**Exercise details:** Look through the records below, and copy out every line that holds the string "this".

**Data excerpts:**
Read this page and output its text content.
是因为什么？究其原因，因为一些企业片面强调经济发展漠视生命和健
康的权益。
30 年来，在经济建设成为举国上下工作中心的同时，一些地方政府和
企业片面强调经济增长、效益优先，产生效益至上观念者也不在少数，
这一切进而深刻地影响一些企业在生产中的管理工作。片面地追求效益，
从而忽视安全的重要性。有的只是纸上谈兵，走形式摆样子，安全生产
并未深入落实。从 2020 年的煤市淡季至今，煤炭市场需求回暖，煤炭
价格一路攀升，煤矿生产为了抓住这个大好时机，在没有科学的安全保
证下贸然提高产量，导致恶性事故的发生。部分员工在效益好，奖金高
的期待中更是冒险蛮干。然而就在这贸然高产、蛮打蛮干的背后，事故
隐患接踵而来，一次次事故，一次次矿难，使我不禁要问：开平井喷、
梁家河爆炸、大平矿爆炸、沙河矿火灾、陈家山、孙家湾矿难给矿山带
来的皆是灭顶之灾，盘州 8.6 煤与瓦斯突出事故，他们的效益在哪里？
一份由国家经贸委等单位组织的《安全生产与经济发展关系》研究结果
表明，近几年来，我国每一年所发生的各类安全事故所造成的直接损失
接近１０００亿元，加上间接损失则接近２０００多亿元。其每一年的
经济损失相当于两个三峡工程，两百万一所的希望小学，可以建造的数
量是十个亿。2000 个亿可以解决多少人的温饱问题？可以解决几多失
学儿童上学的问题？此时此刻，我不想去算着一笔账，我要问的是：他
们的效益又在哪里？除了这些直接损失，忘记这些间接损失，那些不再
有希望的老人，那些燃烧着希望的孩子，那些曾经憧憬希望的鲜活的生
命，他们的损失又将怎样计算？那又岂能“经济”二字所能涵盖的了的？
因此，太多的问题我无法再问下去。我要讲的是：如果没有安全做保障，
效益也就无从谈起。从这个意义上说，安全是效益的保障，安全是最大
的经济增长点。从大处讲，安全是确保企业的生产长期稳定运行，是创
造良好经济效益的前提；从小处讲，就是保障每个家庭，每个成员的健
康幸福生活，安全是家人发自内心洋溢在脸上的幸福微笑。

* * *

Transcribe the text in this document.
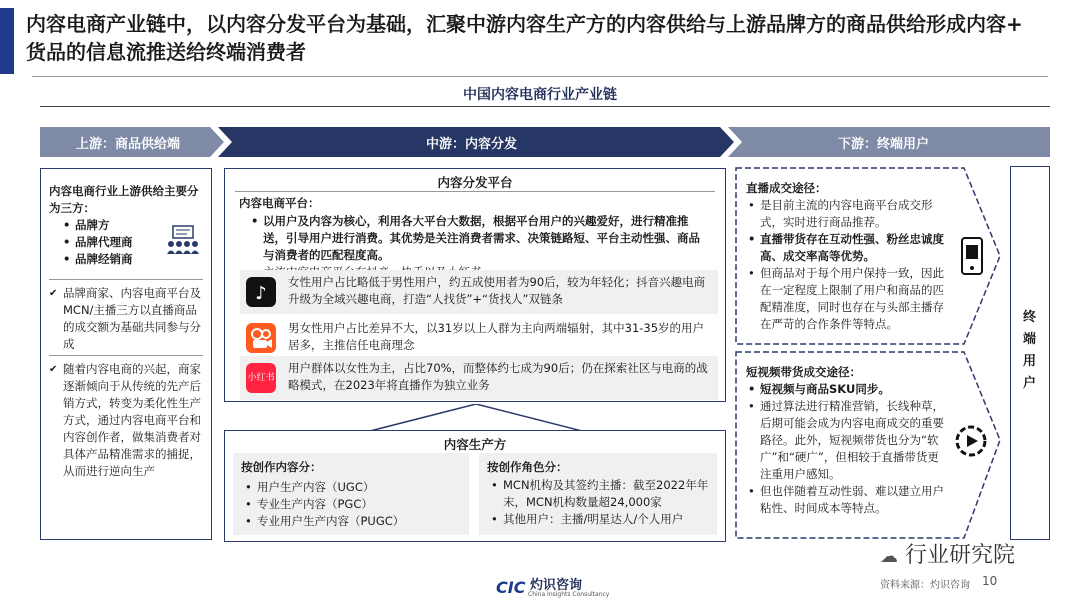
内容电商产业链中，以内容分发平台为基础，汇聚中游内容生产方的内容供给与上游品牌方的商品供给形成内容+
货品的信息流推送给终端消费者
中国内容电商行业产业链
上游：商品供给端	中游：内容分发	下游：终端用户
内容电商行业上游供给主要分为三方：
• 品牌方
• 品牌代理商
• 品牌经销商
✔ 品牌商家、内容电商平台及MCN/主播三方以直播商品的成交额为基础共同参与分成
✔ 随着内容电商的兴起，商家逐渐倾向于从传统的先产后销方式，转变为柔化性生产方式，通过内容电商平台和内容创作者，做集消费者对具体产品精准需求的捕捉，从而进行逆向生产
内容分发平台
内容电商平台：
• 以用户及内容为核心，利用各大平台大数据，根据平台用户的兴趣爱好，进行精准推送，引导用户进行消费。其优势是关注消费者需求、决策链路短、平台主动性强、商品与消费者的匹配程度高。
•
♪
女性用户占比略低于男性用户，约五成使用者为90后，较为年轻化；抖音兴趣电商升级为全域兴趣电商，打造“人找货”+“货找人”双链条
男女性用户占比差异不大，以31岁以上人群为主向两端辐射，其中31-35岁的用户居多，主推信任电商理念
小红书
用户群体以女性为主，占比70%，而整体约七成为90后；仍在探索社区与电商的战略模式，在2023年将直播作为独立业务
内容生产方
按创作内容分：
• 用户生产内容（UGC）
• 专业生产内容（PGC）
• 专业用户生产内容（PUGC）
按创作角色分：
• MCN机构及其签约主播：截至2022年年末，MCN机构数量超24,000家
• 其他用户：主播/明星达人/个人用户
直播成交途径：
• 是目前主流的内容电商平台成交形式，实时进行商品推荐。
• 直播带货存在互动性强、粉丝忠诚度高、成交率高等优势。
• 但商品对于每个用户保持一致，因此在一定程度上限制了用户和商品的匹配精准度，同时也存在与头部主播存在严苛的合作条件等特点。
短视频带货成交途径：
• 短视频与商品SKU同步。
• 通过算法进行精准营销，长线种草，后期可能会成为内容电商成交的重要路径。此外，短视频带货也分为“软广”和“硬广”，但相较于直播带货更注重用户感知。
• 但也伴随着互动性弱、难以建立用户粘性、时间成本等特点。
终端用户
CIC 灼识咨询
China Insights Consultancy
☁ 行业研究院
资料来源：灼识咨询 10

**The reply:**
Read this page and output its text content.
Transcribe the text in this document.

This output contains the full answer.